## EXERCISE DETAILS
Lines containing the word "мероприятий" should be extracted in full.

* START DATA EXCERPTS *

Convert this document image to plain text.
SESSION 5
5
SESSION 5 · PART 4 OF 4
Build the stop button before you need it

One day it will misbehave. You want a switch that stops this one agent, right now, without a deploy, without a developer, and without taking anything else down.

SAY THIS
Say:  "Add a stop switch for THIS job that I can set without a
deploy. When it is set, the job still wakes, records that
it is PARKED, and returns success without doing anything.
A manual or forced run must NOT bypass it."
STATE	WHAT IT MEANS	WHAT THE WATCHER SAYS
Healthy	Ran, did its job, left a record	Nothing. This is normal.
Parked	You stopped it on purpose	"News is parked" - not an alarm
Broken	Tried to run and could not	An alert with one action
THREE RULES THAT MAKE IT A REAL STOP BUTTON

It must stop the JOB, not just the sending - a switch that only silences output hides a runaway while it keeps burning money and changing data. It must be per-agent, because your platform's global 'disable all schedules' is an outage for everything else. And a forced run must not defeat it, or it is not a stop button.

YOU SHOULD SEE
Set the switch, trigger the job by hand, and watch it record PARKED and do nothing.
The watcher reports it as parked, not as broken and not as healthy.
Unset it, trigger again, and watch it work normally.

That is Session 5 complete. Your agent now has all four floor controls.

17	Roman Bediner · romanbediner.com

* END DATA EXCERPTS *
* START DATA EXCERPTS *

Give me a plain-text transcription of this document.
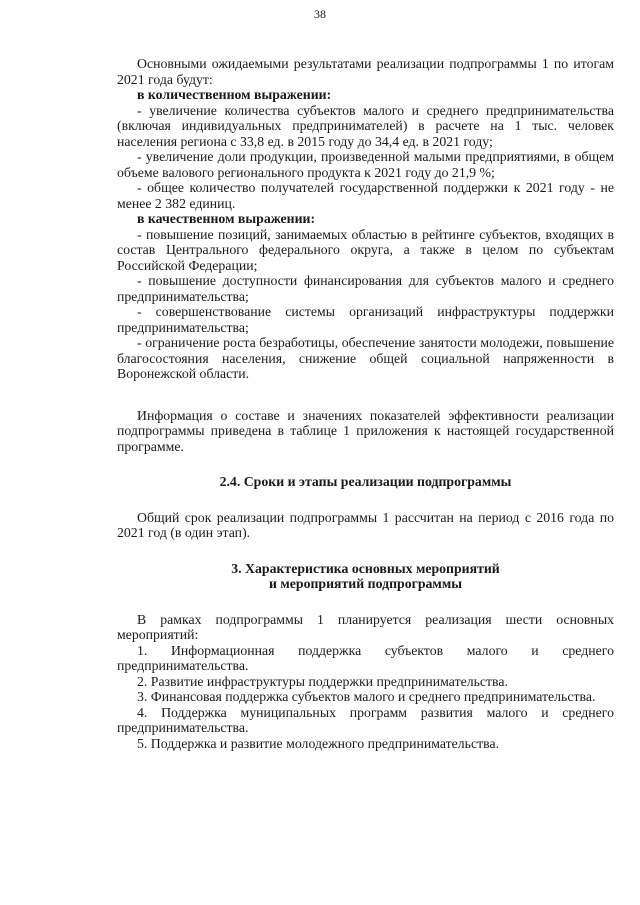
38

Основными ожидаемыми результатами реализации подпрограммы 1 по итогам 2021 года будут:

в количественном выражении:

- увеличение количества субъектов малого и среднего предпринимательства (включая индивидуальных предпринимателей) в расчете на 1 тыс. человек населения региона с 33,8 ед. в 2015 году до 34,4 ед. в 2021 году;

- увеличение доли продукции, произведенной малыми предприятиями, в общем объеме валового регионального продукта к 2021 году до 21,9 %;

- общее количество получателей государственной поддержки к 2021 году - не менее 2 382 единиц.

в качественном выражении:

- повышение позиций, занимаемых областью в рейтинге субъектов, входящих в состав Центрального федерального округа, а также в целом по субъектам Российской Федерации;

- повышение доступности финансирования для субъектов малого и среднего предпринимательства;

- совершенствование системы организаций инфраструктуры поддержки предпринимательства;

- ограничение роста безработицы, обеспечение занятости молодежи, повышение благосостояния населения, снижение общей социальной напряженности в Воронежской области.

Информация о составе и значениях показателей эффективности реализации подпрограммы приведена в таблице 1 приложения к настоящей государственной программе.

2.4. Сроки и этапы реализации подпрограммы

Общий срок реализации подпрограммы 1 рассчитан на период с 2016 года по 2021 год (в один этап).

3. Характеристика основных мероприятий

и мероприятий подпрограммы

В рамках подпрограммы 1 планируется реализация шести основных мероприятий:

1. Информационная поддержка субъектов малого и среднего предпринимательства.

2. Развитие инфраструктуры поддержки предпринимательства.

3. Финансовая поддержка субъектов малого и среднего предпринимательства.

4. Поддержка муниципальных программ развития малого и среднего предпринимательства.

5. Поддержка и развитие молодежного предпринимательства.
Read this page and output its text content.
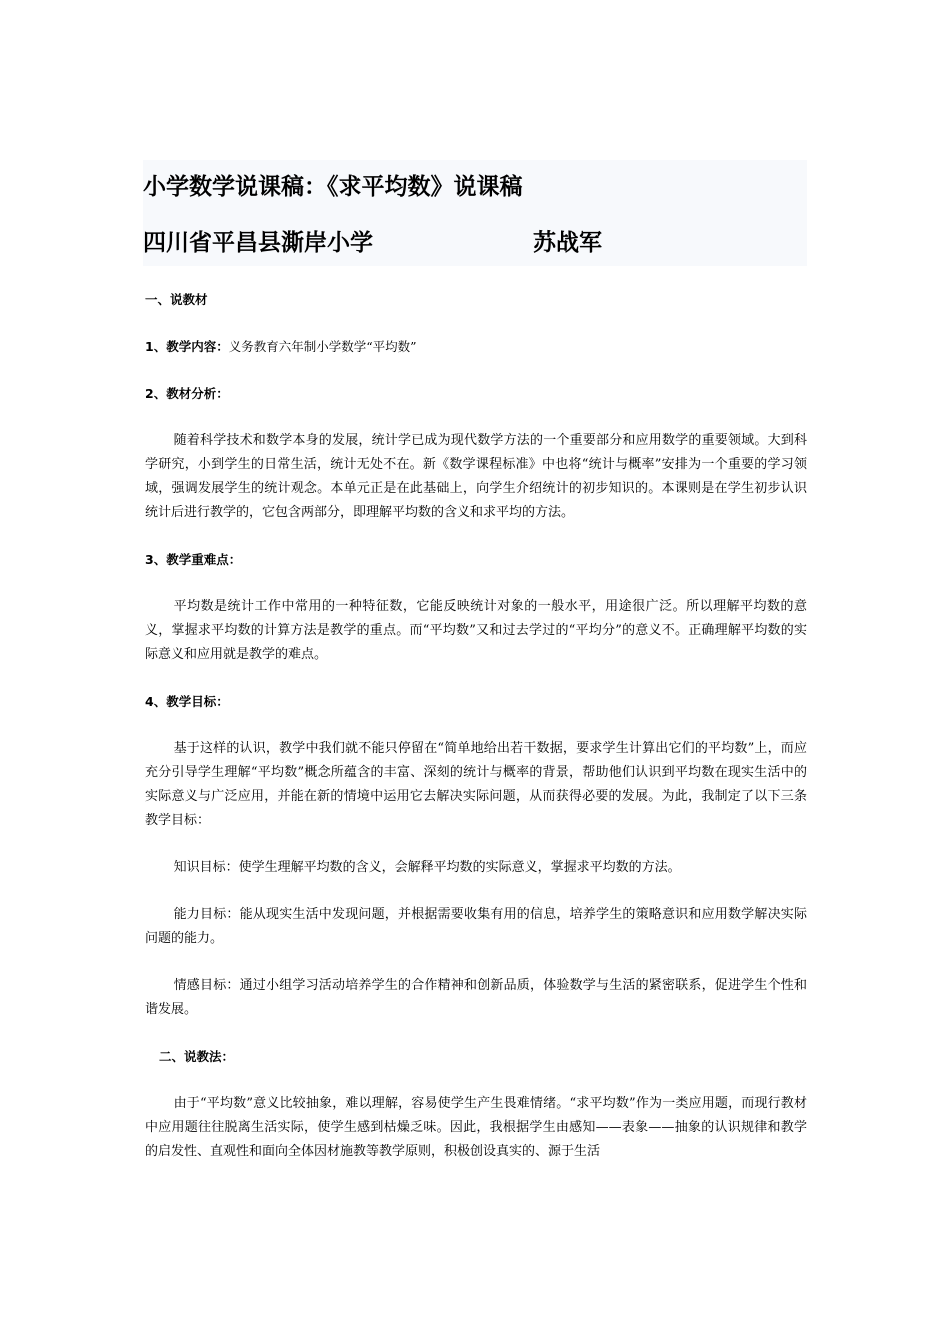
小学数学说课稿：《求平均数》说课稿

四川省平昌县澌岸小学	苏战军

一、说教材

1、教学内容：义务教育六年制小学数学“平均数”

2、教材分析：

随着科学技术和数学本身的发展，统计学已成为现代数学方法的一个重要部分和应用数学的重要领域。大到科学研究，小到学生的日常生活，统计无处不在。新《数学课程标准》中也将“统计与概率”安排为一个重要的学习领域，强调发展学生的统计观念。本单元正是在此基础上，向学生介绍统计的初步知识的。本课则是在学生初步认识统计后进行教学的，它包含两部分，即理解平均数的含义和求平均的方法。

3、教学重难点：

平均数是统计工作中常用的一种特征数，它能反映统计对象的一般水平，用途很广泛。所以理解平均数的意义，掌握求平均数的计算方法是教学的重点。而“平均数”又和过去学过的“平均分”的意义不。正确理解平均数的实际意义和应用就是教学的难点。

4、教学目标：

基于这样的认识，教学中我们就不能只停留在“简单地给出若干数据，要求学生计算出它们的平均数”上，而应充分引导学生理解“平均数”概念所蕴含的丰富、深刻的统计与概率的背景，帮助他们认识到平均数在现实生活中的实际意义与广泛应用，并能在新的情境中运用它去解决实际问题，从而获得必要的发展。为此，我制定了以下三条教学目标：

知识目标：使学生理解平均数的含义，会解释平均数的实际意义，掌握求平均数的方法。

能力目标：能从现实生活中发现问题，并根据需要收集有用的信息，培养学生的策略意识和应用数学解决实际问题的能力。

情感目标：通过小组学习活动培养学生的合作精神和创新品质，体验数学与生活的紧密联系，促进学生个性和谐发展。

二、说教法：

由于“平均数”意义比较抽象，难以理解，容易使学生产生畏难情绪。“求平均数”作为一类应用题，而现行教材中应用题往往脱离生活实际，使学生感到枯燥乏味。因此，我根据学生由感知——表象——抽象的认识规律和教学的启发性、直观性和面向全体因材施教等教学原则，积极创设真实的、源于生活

* END DATA EXCERPTS *

## EXERCISE ANSWER
3. Характеристика основных мероприятий
и мероприятий подпрограммы
В рамках подпрограммы 1 планируется реализация шести основных мероприятий:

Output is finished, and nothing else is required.